#### [Stated exercise]
Answer with a number only: how many lines of the data contain "equipment"?

#### [Raw records]
-=-=-
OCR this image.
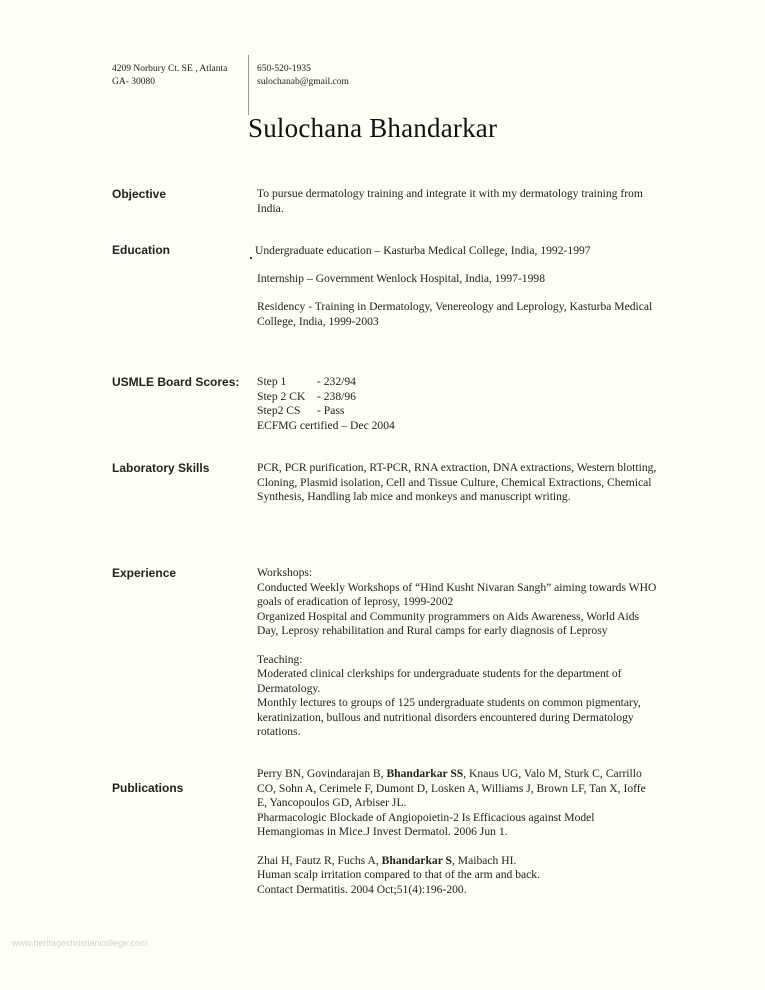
4209 Norbury Ct. SE , Atlanta
GA- 30080
650-520-1935
sulochanab@gmail.com
Sulochana Bhandarkar
Objective	To pursue dermatology training and integrate it with my dermatology training from India.
Education	Undergraduate education – Kasturba Medical College, India, 1992-1997
Internship – Government Wenlock Hospital, India, 1997-1998
Residency - Training in Dermatology, Venereology and Leprology, Kasturba Medical College, India, 1999-2003
USMLE Board Scores: Step 1	- 232/94
Step 2 CK	- 238/96
Step2 CS	- Pass
ECFMG certified – Dec 2004
Laboratory Skills	PCR, PCR purification, RT-PCR, RNA extraction, DNA extractions, Western blotting, Cloning, Plasmid isolation, Cell and Tissue Culture, Chemical Extractions, Chemical Synthesis, Handling lab mice and monkeys and manuscript writing.
Experience	Workshops:
Conducted Weekly Workshops of “Hind Kusht Nivaran Sangh” aiming towards WHO goals of eradication of leprosy, 1999-2002
Organized Hospital and Community programmers on Aids Awareness, World Aids Day, Leprosy rehabilitation and Rural camps for early diagnosis of Leprosy
Teaching:
Moderated clinical clerkships for undergraduate students for the department of Dermatology.
Monthly lectures to groups of 125 undergraduate students on common pigmentary, keratinization, bullous and nutritional disorders encountered during Dermatology rotations.
Publications
Perry BN, Govindarajan B, Bhandarkar SS, Knaus UG, Valo M, Sturk C, Carrillo CO, Sohn A, Cerimele F, Dumont D, Losken A, Williams J, Brown LF, Tan X, Ioffe E, Yancopoulos GD, Arbiser JL.
Pharmacologic Blockade of Angiopoietin-2 Is Efficacious against Model Hemangiomas in Mice.J Invest Dermatol. 2006 Jun 1.
Zhai H, Fautz R, Fuchs A, Bhandarkar S, Maibach HI.
Human scalp irritation compared to that of the arm and back.
Contact Dermatitis. 2004 Oct;51(4):196-200.
www.heritagechristiancollege.com
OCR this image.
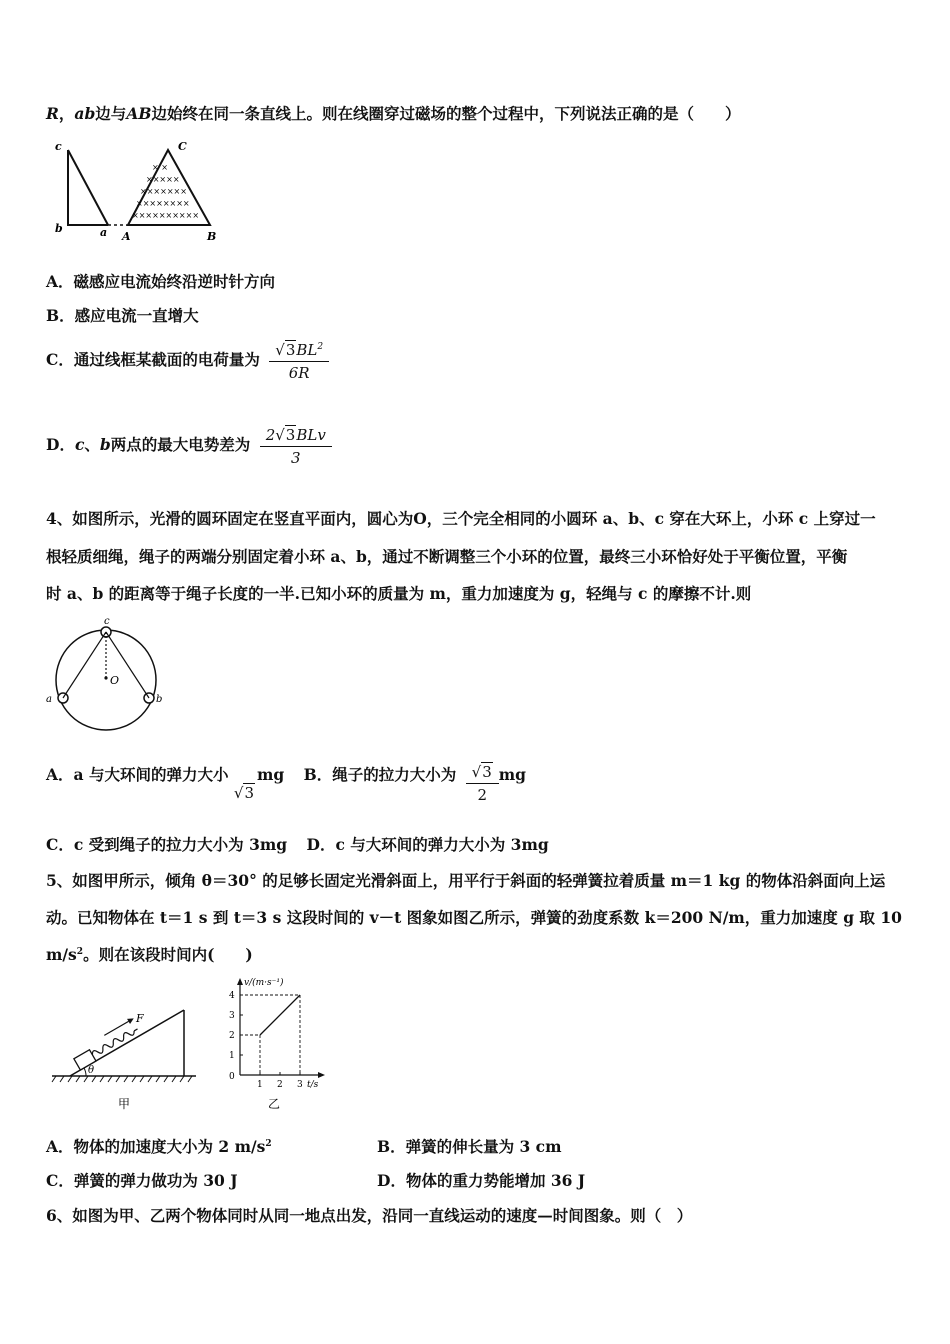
R，ab边与AB边始终在同一条直线上。则在线圈穿过磁场的整个过程中，下列说法正确的是（　　）
× ×
×××××
×××××××
××××××××
××××××××××
c
b	a A	B
C
A．磁感应电流始终沿逆时针方向
B．感应电流一直增大
C．通过线框某截面的电荷量为 $\frac{√3BL^2}{6R}$
D．c、b两点的最大电势差为 $\frac{\text{2√3BLv}}{3}$
4、如图所示，光滑的圆环固定在竖直平面内，圆心为O，三个完全相同的小圆环 a、b、c 穿在大环上，小环 c 上穿过一
根轻质细绳，绳子的两端分别固定着小环 a、b，通过不断调整三个小环的位置，最终三小环恰好处于平衡位置，平衡
时 a、b 的距离等于绳子长度的一半.已知小环的质量为 m，重力加速度为 g，轻绳与 c 的摩擦不计.则
c
O
a	b
A．a 与大环间的弹力大小 √3mg B．绳子的拉力大小为 $\frac{√3}{2}$ mg
C．c 受到绳子的拉力大小为 3mg D．c 与大环间的弹力大小为 3mg
5、如图甲所示，倾角 θ＝30° 的足够长固定光滑斜面上，用平行于斜面的轻弹簧拉着质量 m＝1 kg 的物体沿斜面向上运
动。已知物体在 t＝1 s 到 t＝3 s 这段时间的 v－t 图象如图乙所示，弹簧的劲度系数 k＝200 N/m，重力加速度 g 取 10
$m/s^2$。则在该段时间内(　　)
θ
F
甲
v/(m·s⁻¹)
t/s
0
1 2 3
1
2
3
4
乙
A．物体的加速度大小为 2 $m/s^2$	B．弹簧的伸长量为 3 cm
C．弹簧的弹力做功为 30 J	D．物体的重力势能增加 36 J
6、如图为甲、乙两个物体同时从同一地点出发，沿同一直线运动的速度—时间图象。则（　）
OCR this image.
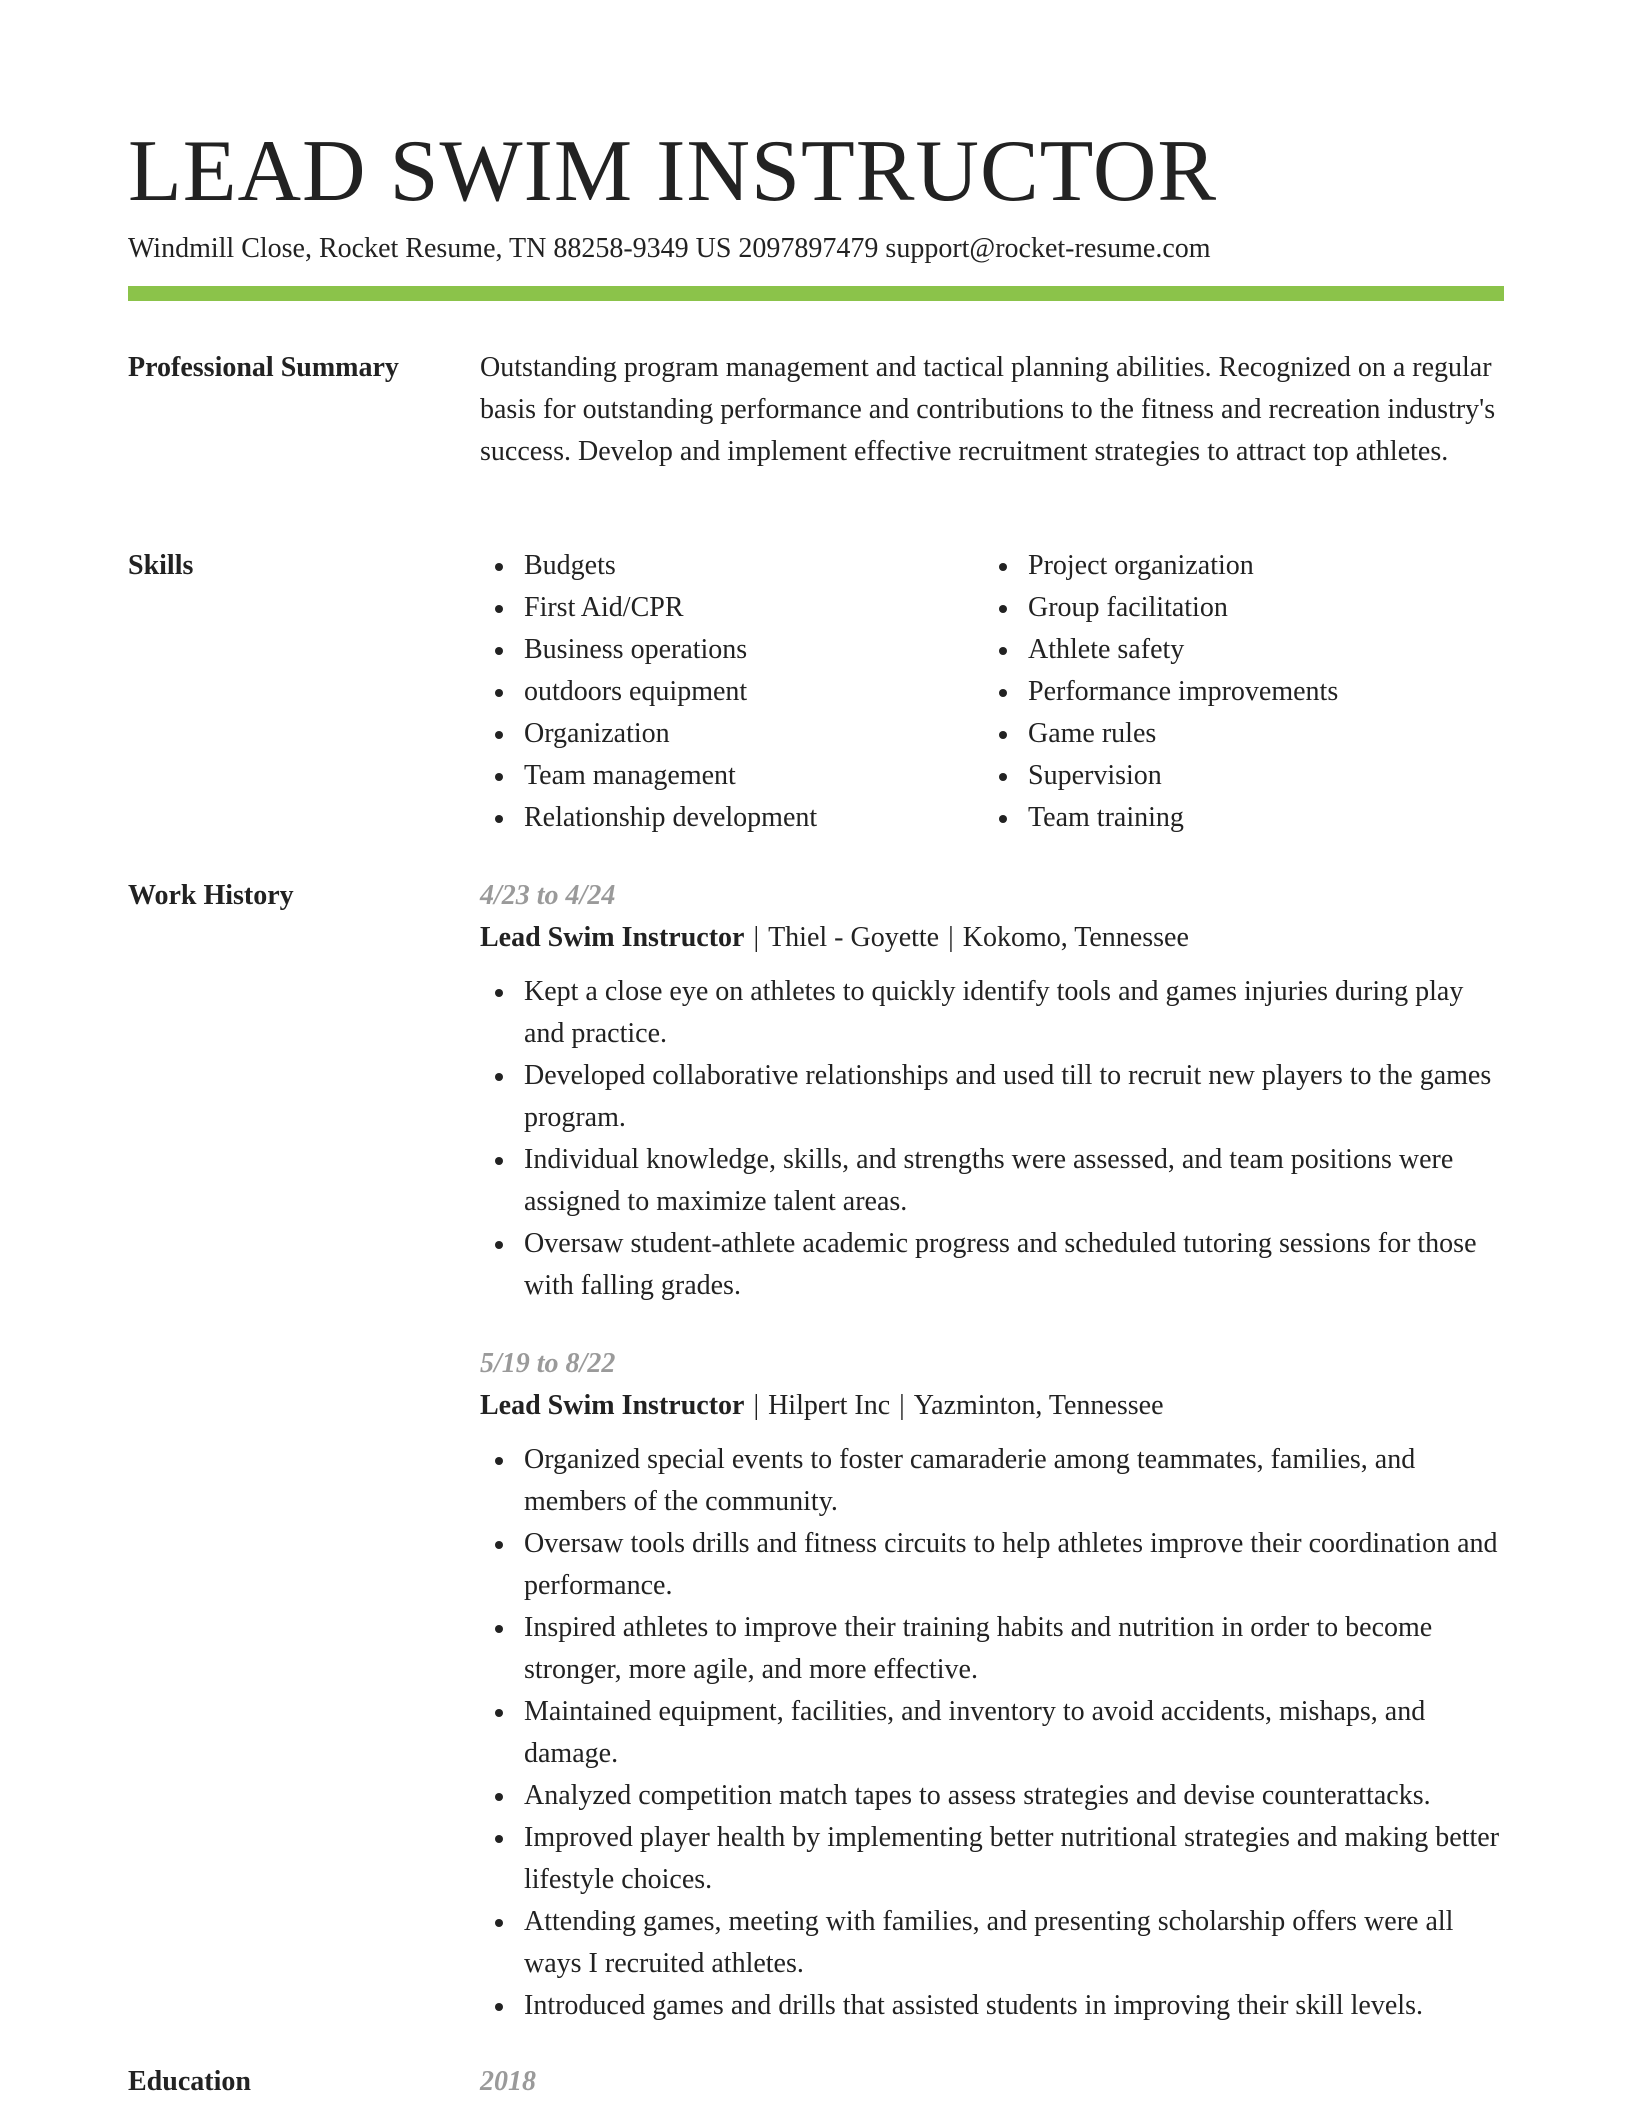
LEAD SWIM INSTRUCTOR
Windmill Close, Rocket Resume, TN 88258-9349 US 2097897479 support@rocket-resume.com
Professional Summary	Outstanding program management and tactical planning abilities. Recognized on a regular basis for outstanding performance and contributions to the fitness and recreation industry's success. Develop and implement effective recruitment strategies to attract top athletes.

Skills	Budgets
First Aid/CPR
Business operations
outdoors equipment
Organization
Team management
Relationship development
Project organization
Group facilitation
Athlete safety
Performance improvements
Game rules
Supervision
Team training
Work History	4/23 to 4/24
Lead Swim Instructor | Thiel - Goyette | Kokomo, Tennessee
Kept a close eye on athletes to quickly identify tools and games injuries during play and practice.
Developed collaborative relationships and used till to recruit new players to the games program.
Individual knowledge, skills, and strengths were assessed, and team positions were assigned to maximize talent areas.
Oversaw student-athlete academic progress and scheduled tutoring sessions for those with falling grades.
5/19 to 8/22
Lead Swim Instructor | Hilpert Inc | Yazminton, Tennessee
Organized special events to foster camaraderie among teammates, families, and members of the community.
Oversaw tools drills and fitness circuits to help athletes improve their coordination and performance.
Inspired athletes to improve their training habits and nutrition in order to become stronger, more agile, and more effective.
Maintained equipment, facilities, and inventory to avoid accidents, mishaps, and damage.
Analyzed competition match tapes to assess strategies and devise counterattacks.
Improved player health by implementing better nutritional strategies and making better lifestyle choices.
Attending games, meeting with families, and presenting scholarship offers were all ways I recruited athletes.
Introduced games and drills that assisted students in improving their skill levels.
Education	2018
-=-=-
#### [Finished task]
2